§ Work to be completed
Search the material below for the word "Water" and copy every line in which it occurs.

○ ○ ○ ○ ○ ○ ○

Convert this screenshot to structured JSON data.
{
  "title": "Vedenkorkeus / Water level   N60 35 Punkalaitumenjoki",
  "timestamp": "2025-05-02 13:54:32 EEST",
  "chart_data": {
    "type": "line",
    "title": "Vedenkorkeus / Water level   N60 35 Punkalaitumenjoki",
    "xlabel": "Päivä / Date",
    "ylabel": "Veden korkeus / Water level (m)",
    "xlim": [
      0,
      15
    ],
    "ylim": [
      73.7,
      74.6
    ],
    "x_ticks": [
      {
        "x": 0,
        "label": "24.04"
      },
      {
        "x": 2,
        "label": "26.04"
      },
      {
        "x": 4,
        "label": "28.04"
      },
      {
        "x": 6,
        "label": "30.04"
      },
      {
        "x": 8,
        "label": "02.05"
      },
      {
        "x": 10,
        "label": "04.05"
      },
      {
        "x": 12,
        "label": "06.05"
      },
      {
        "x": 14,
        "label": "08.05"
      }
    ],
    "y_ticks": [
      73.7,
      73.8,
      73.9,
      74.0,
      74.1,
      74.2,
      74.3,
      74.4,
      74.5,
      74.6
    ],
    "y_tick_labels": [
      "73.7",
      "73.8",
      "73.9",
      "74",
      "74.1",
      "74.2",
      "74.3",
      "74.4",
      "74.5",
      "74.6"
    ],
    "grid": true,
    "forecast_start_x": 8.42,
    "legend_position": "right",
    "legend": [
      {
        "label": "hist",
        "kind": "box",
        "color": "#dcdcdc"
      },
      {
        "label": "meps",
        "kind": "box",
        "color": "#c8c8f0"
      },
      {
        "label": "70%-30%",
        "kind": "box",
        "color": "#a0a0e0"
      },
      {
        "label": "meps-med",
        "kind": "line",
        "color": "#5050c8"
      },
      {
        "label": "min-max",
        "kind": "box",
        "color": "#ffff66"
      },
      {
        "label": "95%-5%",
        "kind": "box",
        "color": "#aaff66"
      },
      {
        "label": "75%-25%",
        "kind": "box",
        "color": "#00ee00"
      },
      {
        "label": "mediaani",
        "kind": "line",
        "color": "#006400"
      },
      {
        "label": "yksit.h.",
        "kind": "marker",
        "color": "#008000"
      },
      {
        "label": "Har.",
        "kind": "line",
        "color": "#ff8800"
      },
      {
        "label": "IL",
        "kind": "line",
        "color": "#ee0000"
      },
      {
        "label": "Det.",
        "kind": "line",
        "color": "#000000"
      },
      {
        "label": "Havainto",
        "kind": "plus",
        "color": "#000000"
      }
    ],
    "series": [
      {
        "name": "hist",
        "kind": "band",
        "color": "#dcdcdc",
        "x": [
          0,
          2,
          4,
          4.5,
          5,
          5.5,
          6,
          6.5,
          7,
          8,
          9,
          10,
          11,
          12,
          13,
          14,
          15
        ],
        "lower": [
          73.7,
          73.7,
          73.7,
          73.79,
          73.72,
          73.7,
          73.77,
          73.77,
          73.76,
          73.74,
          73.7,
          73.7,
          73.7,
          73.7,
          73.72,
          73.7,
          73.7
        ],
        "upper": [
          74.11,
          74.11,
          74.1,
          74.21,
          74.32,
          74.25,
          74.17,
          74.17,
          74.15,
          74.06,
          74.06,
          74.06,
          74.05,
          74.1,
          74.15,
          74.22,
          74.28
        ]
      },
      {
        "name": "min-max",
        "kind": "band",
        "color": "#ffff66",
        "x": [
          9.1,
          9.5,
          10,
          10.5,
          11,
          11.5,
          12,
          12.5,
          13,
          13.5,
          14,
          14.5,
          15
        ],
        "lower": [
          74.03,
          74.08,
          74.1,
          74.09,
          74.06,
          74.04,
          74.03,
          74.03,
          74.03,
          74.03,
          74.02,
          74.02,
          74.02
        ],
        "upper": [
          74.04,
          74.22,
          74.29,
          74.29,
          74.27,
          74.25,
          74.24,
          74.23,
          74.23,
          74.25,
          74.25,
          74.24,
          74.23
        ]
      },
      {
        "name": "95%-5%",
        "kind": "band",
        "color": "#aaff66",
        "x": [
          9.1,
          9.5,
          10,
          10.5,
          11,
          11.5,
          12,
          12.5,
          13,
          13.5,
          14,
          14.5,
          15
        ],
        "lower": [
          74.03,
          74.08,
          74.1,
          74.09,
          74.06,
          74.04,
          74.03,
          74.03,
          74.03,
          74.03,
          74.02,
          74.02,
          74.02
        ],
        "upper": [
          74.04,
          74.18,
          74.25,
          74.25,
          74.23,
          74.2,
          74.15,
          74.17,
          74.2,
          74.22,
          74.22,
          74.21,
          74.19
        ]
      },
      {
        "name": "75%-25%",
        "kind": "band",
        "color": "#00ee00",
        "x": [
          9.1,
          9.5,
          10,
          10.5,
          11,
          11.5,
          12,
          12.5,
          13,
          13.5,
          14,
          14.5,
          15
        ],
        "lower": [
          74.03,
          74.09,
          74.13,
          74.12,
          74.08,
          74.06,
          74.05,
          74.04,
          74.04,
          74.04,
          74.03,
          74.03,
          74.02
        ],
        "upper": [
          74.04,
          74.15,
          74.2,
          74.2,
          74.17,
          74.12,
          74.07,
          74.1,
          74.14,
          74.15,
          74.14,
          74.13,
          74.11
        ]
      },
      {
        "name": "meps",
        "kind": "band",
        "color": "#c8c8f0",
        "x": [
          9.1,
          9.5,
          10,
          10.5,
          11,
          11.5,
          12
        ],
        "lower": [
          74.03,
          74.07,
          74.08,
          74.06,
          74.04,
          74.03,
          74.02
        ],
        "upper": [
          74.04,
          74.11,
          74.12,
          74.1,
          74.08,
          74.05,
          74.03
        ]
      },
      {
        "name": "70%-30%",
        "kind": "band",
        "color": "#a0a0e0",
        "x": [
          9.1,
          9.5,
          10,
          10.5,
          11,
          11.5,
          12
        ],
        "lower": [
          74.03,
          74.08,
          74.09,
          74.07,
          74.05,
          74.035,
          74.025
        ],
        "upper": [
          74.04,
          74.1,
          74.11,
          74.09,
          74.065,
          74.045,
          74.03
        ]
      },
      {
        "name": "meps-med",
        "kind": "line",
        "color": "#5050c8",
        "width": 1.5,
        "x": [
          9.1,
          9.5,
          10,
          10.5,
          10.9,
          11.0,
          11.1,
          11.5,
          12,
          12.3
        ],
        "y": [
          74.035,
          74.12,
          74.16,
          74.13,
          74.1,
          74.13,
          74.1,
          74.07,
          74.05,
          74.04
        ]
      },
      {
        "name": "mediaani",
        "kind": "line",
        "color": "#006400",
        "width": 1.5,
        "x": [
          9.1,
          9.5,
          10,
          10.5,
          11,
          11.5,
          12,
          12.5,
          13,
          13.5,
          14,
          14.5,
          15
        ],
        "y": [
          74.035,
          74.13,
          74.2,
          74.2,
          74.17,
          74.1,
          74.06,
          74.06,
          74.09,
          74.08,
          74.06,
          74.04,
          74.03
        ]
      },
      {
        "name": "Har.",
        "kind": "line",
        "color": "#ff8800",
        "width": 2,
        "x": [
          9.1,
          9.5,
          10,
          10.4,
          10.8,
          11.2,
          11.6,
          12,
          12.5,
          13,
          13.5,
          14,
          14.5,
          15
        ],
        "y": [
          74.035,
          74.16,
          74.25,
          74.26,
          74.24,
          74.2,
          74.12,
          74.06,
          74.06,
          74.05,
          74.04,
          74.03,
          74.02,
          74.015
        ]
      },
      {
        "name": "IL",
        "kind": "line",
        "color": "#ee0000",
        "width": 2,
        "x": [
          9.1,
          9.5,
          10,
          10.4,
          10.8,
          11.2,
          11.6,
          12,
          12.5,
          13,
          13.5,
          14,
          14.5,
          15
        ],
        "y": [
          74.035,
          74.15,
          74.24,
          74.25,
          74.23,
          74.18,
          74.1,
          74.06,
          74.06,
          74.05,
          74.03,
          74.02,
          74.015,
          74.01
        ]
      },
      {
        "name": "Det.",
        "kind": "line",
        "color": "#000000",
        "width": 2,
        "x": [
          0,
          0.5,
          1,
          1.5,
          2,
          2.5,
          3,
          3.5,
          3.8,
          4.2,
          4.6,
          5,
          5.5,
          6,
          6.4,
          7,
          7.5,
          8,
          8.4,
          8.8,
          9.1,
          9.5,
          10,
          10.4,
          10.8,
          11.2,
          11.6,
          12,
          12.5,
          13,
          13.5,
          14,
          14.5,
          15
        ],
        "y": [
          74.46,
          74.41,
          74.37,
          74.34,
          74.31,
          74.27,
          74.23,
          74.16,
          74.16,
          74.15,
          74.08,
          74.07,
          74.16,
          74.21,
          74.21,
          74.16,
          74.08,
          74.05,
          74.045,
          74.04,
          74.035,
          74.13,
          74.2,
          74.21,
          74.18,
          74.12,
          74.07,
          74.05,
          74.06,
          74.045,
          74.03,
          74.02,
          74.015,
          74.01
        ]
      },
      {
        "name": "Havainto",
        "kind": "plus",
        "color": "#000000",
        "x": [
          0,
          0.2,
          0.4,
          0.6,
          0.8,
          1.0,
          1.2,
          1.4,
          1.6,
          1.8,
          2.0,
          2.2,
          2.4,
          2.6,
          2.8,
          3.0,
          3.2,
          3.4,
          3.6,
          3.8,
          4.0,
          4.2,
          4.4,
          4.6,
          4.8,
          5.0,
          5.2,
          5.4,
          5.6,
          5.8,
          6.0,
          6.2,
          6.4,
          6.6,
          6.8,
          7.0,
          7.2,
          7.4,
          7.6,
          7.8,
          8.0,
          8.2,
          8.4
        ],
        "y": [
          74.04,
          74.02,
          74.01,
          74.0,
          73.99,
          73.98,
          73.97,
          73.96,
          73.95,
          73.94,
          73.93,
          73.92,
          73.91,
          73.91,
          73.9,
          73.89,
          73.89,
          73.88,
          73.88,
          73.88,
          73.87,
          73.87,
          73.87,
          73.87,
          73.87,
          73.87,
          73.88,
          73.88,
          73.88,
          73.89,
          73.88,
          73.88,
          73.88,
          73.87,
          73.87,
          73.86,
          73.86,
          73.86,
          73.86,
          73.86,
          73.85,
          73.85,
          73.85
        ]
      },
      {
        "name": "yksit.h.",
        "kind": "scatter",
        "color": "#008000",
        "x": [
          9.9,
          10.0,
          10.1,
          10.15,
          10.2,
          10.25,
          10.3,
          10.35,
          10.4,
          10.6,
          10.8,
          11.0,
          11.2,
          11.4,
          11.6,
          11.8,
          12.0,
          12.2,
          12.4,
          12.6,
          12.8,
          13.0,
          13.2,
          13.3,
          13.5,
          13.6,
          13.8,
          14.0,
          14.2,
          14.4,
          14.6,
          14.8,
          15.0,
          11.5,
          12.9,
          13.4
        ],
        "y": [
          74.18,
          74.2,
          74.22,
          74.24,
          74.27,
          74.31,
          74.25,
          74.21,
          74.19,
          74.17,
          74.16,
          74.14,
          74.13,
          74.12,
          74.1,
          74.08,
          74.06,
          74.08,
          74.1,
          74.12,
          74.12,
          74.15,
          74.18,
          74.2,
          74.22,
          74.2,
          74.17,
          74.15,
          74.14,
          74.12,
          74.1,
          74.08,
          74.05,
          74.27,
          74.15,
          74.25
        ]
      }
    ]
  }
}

○ ○ ○ ○ ○ ○ ○

§ Response
  "title": "Vedenkorkeus / Water level   N60 35 Punkalaitumenjoki",
    "title": "Vedenkorkeus / Water level   N60 35 Punkalaitumenjoki",
    "ylabel": "Veden korkeus / Water level (m)",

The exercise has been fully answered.